• [Task to carry out]:
Give the listing again character for character, but drop the images.

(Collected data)
────────────────────

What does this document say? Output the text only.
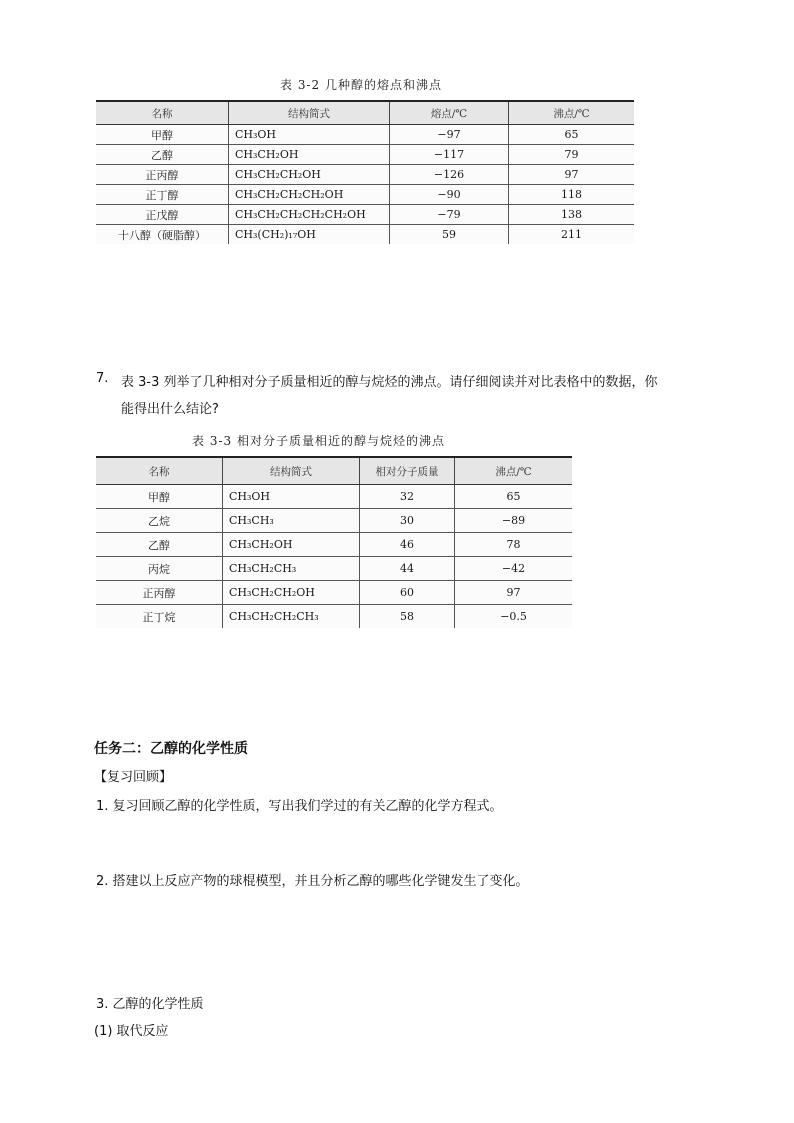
表 3-2 几种醇的熔点和沸点
名称	结构简式	熔点/℃	沸点/℃
甲醇	CH₃OH	−97	65
乙醇	CH₃CH₂OH	−117	79
正丙醇	CH₃CH₂CH₂OH	−126	97
正丁醇	CH₃CH₂CH₂CH₂OH	−90	118
正戊醇	CH₃CH₂CH₂CH₂CH₂OH	−79	138
十八醇（硬脂醇）	CH₃(CH₂)₁₇OH	59	211
7. 表 3-3 列举了几种相对分子质量相近的醇与烷烃的沸点。请仔细阅读并对比表格中的数据，你
能得出什么结论?
表 3-3 相对分子质量相近的醇与烷烃的沸点
名称	结构简式	相对分子质量	沸点/℃
甲醇	CH₃OH	32	65
乙烷	CH₃CH₃	30	−89
乙醇	CH₃CH₂OH	46	78
丙烷	CH₃CH₂CH₃	44	−42
正丙醇	CH₃CH₂CH₂OH	60	97
正丁烷	CH₃CH₂CH₂CH₃	58	−0.5
任务二：乙醇的化学性质
【复习回顾】
1. 复习回顾乙醇的化学性质，写出我们学过的有关乙醇的化学方程式。
2. 搭建以上反应产物的球棍模型，并且分析乙醇的哪些化学键发生了变化。
3. 乙醇的化学性质
(1) 取代反应
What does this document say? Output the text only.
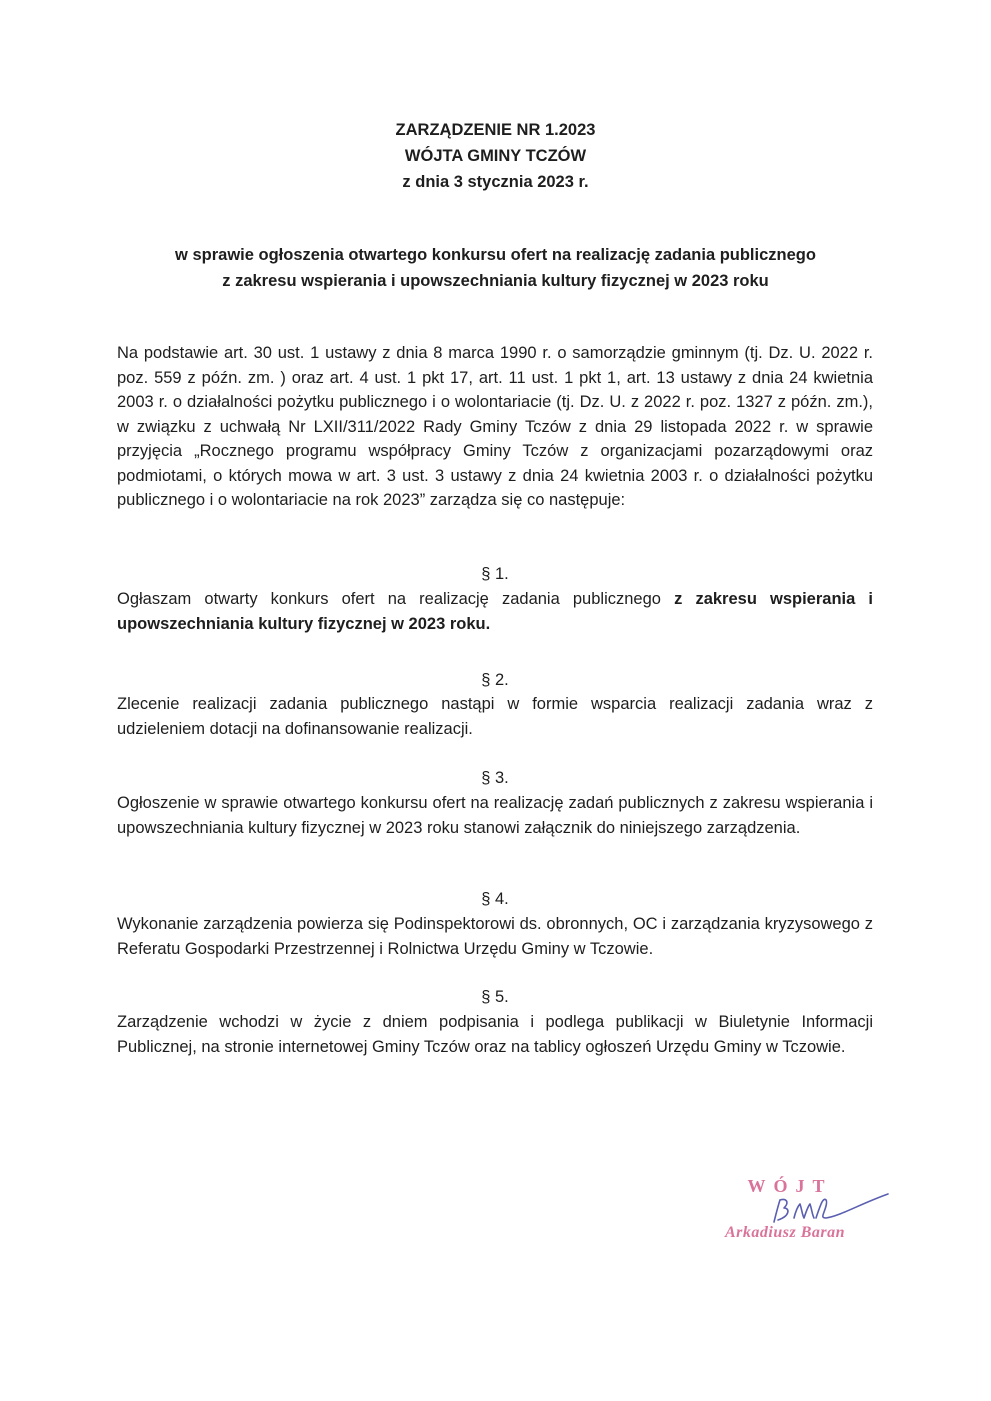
ZARZĄDZENIE NR 1.2023
WÓJTA GMINY TCZÓW
z dnia 3 stycznia 2023 r.
w sprawie ogłoszenia otwartego konkursu ofert na realizację zadania publicznego
z zakresu wspierania i upowszechniania kultury fizycznej w 2023 roku
Na podstawie art. 30 ust. 1 ustawy z dnia 8 marca 1990 r. o samorządzie gminnym (tj. Dz. U. 2022 r. poz. 559 z późn. zm. ) oraz art. 4 ust. 1 pkt 17, art. 11 ust. 1 pkt 1, art. 13 ustawy z dnia 24 kwietnia 2003 r. o działalności pożytku publicznego i o wolontariacie (tj. Dz. U. z 2022 r. poz. 1327 z późn. zm.), w związku z uchwałą Nr LXII/311/2022 Rady Gminy Tczów z dnia 29 listopada 2022 r. w sprawie przyjęcia „Rocznego programu współpracy Gminy Tczów z organizacjami pozarządowymi oraz podmiotami, o których mowa w art. 3 ust. 3 ustawy z dnia 24 kwietnia 2003 r. o działalności pożytku publicznego i o wolontariacie na rok 2023” zarządza się co następuje:
§ 1.
Ogłaszam otwarty konkurs ofert na realizację zadania publicznego z zakresu wspierania i upowszechniania kultury fizycznej w 2023 roku.
§ 2.
Zlecenie realizacji zadania publicznego nastąpi w formie wsparcia realizacji zadania wraz z udzieleniem dotacji na dofinansowanie realizacji.
§ 3.
Ogłoszenie w sprawie otwartego konkursu ofert na realizację zadań publicznych z zakresu wspierania i upowszechniania kultury fizycznej w 2023 roku stanowi załącznik do niniejszego zarządzenia.
§ 4.
Wykonanie zarządzenia powierza się Podinspektorowi ds. obronnych, OC i zarządzania kryzysowego z Referatu Gospodarki Przestrzennej i Rolnictwa Urzędu Gminy w Tczowie.
§ 5.
Zarządzenie wchodzi w życie z dniem podpisania i podlega publikacji w Biuletynie Informacji Publicznej, na stronie internetowej Gminy Tczów oraz na tablicy ogłoszeń Urzędu Gminy w Tczowie.
WÓJT
Arkadiusz Baran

────────────────────

• [Task result]:
What does this document say? Output the text only.
表 3-2 几种醇的熔点和沸点
名称	结构简式	熔点/℃	沸点/℃
甲醇	CH₃OH	−97	65
乙醇	CH₃CH₂OH	−117	79
正丙醇	CH₃CH₂CH₂OH	−126	97
正丁醇	CH₃CH₂CH₂CH₂OH	−90	118
正戊醇	CH₃CH₂CH₂CH₂CH₂OH	−79	138
十八醇（硬脂醇）	CH₃(CH₂)₁₇OH	59	211
7. 表 3-3 列举了几种相对分子质量相近的醇与烷烃的沸点。请仔细阅读并对比表格中的数据，你
能得出什么结论?
表 3-3 相对分子质量相近的醇与烷烃的沸点
名称	结构简式	相对分子质量	沸点/℃
甲醇	CH₃OH	32	65
乙烷	CH₃CH₃	30	−89
乙醇	CH₃CH₂OH	46	78
丙烷	CH₃CH₂CH₃	44	−42
正丙醇	CH₃CH₂CH₂OH	60	97
正丁烷	CH₃CH₂CH₂CH₃	58	−0.5
任务二：乙醇的化学性质
【复习回顾】
1. 复习回顾乙醇的化学性质，写出我们学过的有关乙醇的化学方程式。
2. 搭建以上反应产物的球棍模型，并且分析乙醇的哪些化学键发生了变化。
3. 乙醇的化学性质
(1) 取代反应
What does this document say? Output the text only.
ZARZĄDZENIE NR 1.2023
WÓJTA GMINY TCZÓW
z dnia 3 stycznia 2023 r.
w sprawie ogłoszenia otwartego konkursu ofert na realizację zadania publicznego
z zakresu wspierania i upowszechniania kultury fizycznej w 2023 roku
Na podstawie art. 30 ust. 1 ustawy z dnia 8 marca 1990 r. o samorządzie gminnym (tj. Dz. U. 2022 r. poz. 559 z późn. zm. ) oraz art. 4 ust. 1 pkt 17, art. 11 ust. 1 pkt 1, art. 13 ustawy z dnia 24 kwietnia 2003 r. o działalności pożytku publicznego i o wolontariacie (tj. Dz. U. z 2022 r. poz. 1327 z późn. zm.), w związku z uchwałą Nr LXII/311/2022 Rady Gminy Tczów z dnia 29 listopada 2022 r. w sprawie przyjęcia „Rocznego programu współpracy Gminy Tczów z organizacjami pozarządowymi oraz podmiotami, o których mowa w art. 3 ust. 3 ustawy z dnia 24 kwietnia 2003 r. o działalności pożytku publicznego i o wolontariacie na rok 2023” zarządza się co następuje:
§ 1.
Ogłaszam otwarty konkurs ofert na realizację zadania publicznego z zakresu wspierania i upowszechniania kultury fizycznej w 2023 roku.
§ 2.
Zlecenie realizacji zadania publicznego nastąpi w formie wsparcia realizacji zadania wraz z udzieleniem dotacji na dofinansowanie realizacji.
§ 3.
Ogłoszenie w sprawie otwartego konkursu ofert na realizację zadań publicznych z zakresu wspierania i upowszechniania kultury fizycznej w 2023 roku stanowi załącznik do niniejszego zarządzenia.
§ 4.
Wykonanie zarządzenia powierza się Podinspektorowi ds. obronnych, OC i zarządzania kryzysowego z Referatu Gospodarki Przestrzennej i Rolnictwa Urzędu Gminy w Tczowie.
§ 5.
Zarządzenie wchodzi w życie z dniem podpisania i podlega publikacji w Biuletynie Informacji Publicznej, na stronie internetowej Gminy Tczów oraz na tablicy ogłoszeń Urzędu Gminy w Tczowie.
WÓJT
Arkadiusz Baran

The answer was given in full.